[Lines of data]
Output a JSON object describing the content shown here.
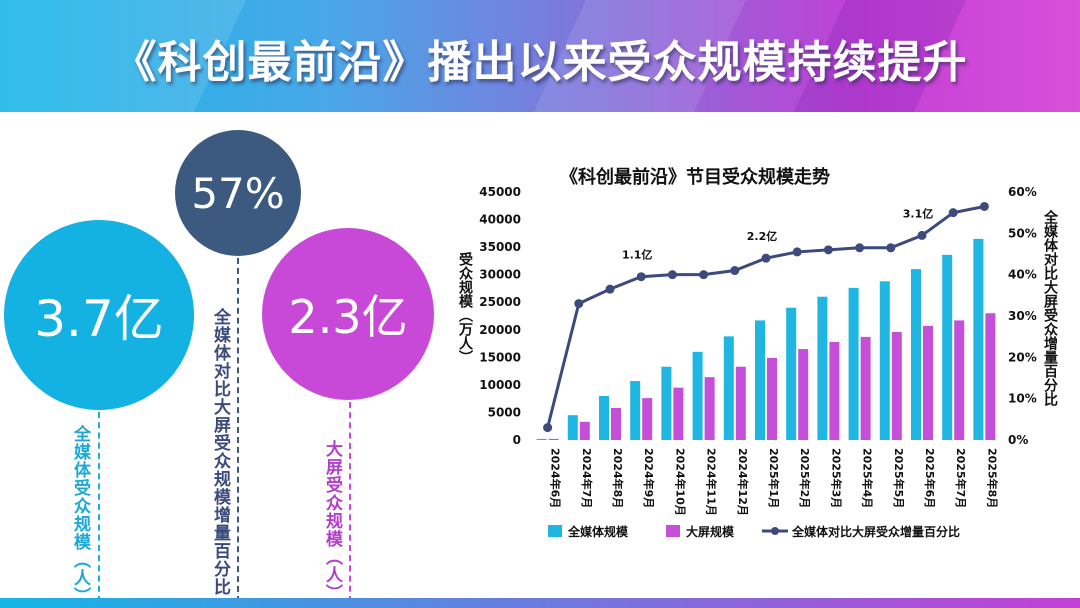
{
  "slide_title": "《科创最前沿》播出以来受众规模持续提升",
  "stats": {
    "total": {
      "value": "3.7亿",
      "label": "全媒体受众规模（人）",
      "color": "#13b2e3"
    },
    "increase": {
      "value": "57%",
      "label": "全媒体对比大屏受众规模增量百分比",
      "color": "#3c5a80"
    },
    "tv": {
      "value": "2.3亿",
      "label": "大屏受众规模（人）",
      "color": "#c849d8"
    }
  },
  "chart_data": {
    "type": "bar",
    "title": "《科创最前沿》节目受众规模走势",
    "ylabel": "受众规模（万人）",
    "y2label": "全媒体对比大屏受众增量百分比",
    "ylim": [
      0,
      45000
    ],
    "y2lim": [
      0,
      60
    ],
    "yticks": [
      "0",
      "5000",
      "10000",
      "15000",
      "20000",
      "25000",
      "30000",
      "35000",
      "40000",
      "45000"
    ],
    "y2ticks": [
      "0%",
      "10%",
      "20%",
      "30%",
      "40%",
      "50%",
      "60%"
    ],
    "categories": [
      "2024年6月",
      "2024年7月",
      "2024年8月",
      "2024年9月",
      "2024年10月",
      "2024年11月",
      "2024年12月",
      "2025年1月",
      "2025年2月",
      "2025年3月",
      "2025年4月",
      "2025年5月",
      "2025年6月",
      "2025年7月",
      "2025年8月"
    ],
    "series": [
      {
        "name": "全媒体规模",
        "kind": "bar",
        "color": "#1fb6e2",
        "values": [
          200,
          4500,
          8000,
          10700,
          13300,
          16000,
          18800,
          21700,
          24000,
          26000,
          27600,
          28800,
          31000,
          33600,
          36500
        ]
      },
      {
        "name": "大屏规模",
        "kind": "bar",
        "color": "#c54fd8",
        "values": [
          200,
          3300,
          5800,
          7600,
          9500,
          11400,
          13300,
          14900,
          16500,
          17800,
          18700,
          19600,
          20700,
          21700,
          23000
        ]
      },
      {
        "name": "全媒体对比大屏受众增量百分比",
        "kind": "line",
        "axis": "right",
        "color": "#3c4a7d",
        "values": [
          3,
          33,
          36.5,
          39.5,
          40,
          40,
          41,
          44,
          45.5,
          46,
          46.5,
          46.5,
          49.5,
          55,
          56.5
        ]
      }
    ],
    "annotations": [
      {
        "category_index": 3,
        "text": "1.1亿"
      },
      {
        "category_index": 7,
        "text": "2.2亿"
      },
      {
        "category_index": 12,
        "text": "3.1亿"
      }
    ]
  }
}
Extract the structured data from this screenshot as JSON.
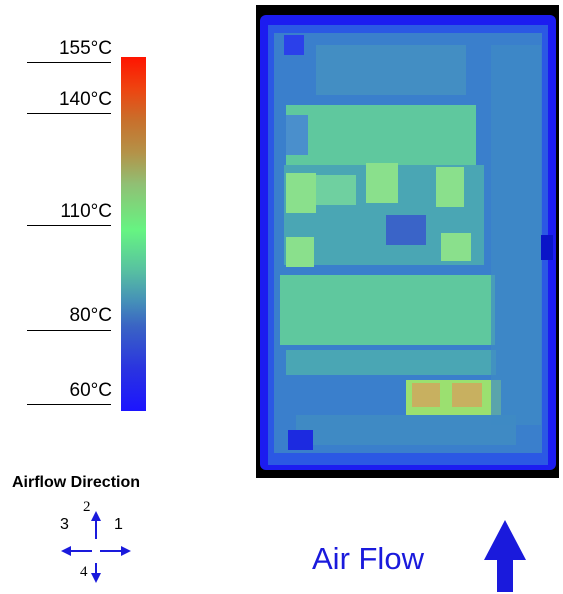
{
  "scale": {
    "labels": [
      "155°C",
      "140°C",
      "110°C",
      "80°C",
      "60°C"
    ],
    "gradient_colors": [
      "#ff1400",
      "#c8702c",
      "#66f482",
      "#3a64c4",
      "#1c14ff"
    ]
  },
  "airflow_legend": {
    "title": "Airflow Direction",
    "directions": [
      "1",
      "2",
      "3",
      "4"
    ],
    "arrow_color": "#1a1adc"
  },
  "air_flow": {
    "label": "Air Flow",
    "arrow_color": "#1a1adc"
  },
  "thermal_image": {
    "colors": {
      "background": "#000000",
      "cold": "#1c1cf0",
      "cool": "#2f6edc",
      "mid": "#4a9cb0",
      "warm": "#6fd88c",
      "hot": "#9be070",
      "hottest": "#c8b060"
    }
  }
}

§ What to work on:
Skip the images and write out the rest of the listing exactly.

§ Solution to this exercise:
Output a JSON object describing the content shown here.
{
  "slide_title": "《科创最前沿》播出以来受众规模持续提升",
  "stats": {
    "total": {
      "value": "3.7亿",
      "label": "全媒体受众规模（人）",
      "color": "#13b2e3"
    },
    "increase": {
      "value": "57%",
      "label": "全媒体对比大屏受众规模增量百分比",
      "color": "#3c5a80"
    },
    "tv": {
      "value": "2.3亿",
      "label": "大屏受众规模（人）",
      "color": "#c849d8"
    }
  },
  "chart_data": {
    "type": "bar",
    "title": "《科创最前沿》节目受众规模走势",
    "ylabel": "受众规模（万人）",
    "y2label": "全媒体对比大屏受众增量百分比",
    "ylim": [
      0,
      45000
    ],
    "y2lim": [
      0,
      60
    ],
    "yticks": [
      "0",
      "5000",
      "10000",
      "15000",
      "20000",
      "25000",
      "30000",
      "35000",
      "40000",
      "45000"
    ],
    "y2ticks": [
      "0%",
      "10%",
      "20%",
      "30%",
      "40%",
      "50%",
      "60%"
    ],
    "categories": [
      "2024年6月",
      "2024年7月",
      "2024年8月",
      "2024年9月",
      "2024年10月",
      "2024年11月",
      "2024年12月",
      "2025年1月",
      "2025年2月",
      "2025年3月",
      "2025年4月",
      "2025年5月",
      "2025年6月",
      "2025年7月",
      "2025年8月"
    ],
    "series": [
      {
        "name": "全媒体规模",
        "kind": "bar",
        "color": "#1fb6e2",
        "values": [
          200,
          4500,
          8000,
          10700,
          13300,
          16000,
          18800,
          21700,
          24000,
          26000,
          27600,
          28800,
          31000,
          33600,
          36500
        ]
      },
      {
        "name": "大屏规模",
        "kind": "bar",
        "color": "#c54fd8",
        "values": [
          200,
          3300,
          5800,
          7600,
          9500,
          11400,
          13300,
          14900,
          16500,
          17800,
          18700,
          19600,
          20700,
          21700,
          23000
        ]
      },
      {
        "name": "全媒体对比大屏受众增量百分比",
        "kind": "line",
        "axis": "right",
        "color": "#3c4a7d",
        "values": [
          3,
          33,
          36.5,
          39.5,
          40,
          40,
          41,
          44,
          45.5,
          46,
          46.5,
          46.5,
          49.5,
          55,
          56.5
        ]
      }
    ],
    "annotations": [
      {
        "category_index": 3,
        "text": "1.1亿"
      },
      {
        "category_index": 7,
        "text": "2.2亿"
      },
      {
        "category_index": 12,
        "text": "3.1亿"
      }
    ]
  }
}
Extract the structured data from this screenshot as JSON.
{
  "scale": {
    "labels": [
      "155°C",
      "140°C",
      "110°C",
      "80°C",
      "60°C"
    ],
    "gradient_colors": [
      "#ff1400",
      "#c8702c",
      "#66f482",
      "#3a64c4",
      "#1c14ff"
    ]
  },
  "airflow_legend": {
    "title": "Airflow Direction",
    "directions": [
      "1",
      "2",
      "3",
      "4"
    ],
    "arrow_color": "#1a1adc"
  },
  "air_flow": {
    "label": "Air Flow",
    "arrow_color": "#1a1adc"
  },
  "thermal_image": {
    "colors": {
      "background": "#000000",
      "cold": "#1c1cf0",
      "cool": "#2f6edc",
      "mid": "#4a9cb0",
      "warm": "#6fd88c",
      "hot": "#9be070",
      "hottest": "#c8b060"
    }
  }
}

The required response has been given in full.